** Start Data **

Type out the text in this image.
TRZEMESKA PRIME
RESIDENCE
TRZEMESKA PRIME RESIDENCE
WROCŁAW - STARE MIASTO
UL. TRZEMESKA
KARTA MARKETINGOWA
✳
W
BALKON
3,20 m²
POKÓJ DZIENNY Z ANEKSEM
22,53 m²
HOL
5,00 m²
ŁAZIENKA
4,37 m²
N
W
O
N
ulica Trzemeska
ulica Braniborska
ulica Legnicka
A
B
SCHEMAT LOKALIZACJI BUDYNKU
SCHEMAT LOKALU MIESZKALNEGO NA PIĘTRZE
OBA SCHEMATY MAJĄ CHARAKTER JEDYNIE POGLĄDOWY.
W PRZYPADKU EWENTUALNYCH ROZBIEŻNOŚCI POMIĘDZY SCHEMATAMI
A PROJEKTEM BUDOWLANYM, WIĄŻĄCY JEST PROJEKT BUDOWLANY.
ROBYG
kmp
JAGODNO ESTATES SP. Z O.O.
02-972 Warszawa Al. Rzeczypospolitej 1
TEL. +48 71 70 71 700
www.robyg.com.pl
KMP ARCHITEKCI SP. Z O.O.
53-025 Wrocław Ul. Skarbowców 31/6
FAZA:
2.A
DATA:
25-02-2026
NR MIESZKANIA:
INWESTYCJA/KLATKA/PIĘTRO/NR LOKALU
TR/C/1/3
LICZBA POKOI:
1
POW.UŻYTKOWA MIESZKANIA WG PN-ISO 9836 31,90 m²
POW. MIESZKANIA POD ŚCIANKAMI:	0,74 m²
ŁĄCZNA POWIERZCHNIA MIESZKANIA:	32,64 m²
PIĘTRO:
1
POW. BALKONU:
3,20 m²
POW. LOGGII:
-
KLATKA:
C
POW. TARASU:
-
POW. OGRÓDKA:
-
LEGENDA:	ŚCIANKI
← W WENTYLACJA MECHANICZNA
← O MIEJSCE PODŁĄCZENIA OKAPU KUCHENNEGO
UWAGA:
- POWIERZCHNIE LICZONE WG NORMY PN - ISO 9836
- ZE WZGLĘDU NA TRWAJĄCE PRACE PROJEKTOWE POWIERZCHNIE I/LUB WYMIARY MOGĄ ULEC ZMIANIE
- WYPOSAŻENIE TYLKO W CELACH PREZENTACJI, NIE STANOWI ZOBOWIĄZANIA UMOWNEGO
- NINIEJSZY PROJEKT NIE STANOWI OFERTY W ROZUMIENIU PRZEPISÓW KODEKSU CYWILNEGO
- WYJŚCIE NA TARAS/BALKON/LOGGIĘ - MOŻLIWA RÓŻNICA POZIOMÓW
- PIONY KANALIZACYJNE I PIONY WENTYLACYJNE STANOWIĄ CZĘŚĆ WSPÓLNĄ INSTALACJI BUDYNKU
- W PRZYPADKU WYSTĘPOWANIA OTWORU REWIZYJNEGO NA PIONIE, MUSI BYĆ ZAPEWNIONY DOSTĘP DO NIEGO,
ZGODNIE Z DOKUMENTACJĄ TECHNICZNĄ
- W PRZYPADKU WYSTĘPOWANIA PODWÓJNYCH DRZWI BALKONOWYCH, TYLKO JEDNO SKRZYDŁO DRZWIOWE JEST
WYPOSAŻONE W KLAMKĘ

** End Data **

## Exercise description
Wherever "TYLKO" shows up in a line, copy that line.

## Response to the exercise
- WYPOSAŻENIE TYLKO W CELACH PREZENTACJI, NIE STANOWI ZOBOWIĄZANIA UMOWNEGO
- W PRZYPADKU WYSTĘPOWANIA PODWÓJNYCH DRZWI BALKONOWYCH, TYLKO JEDNO SKRZYDŁO DRZWIOWE JEST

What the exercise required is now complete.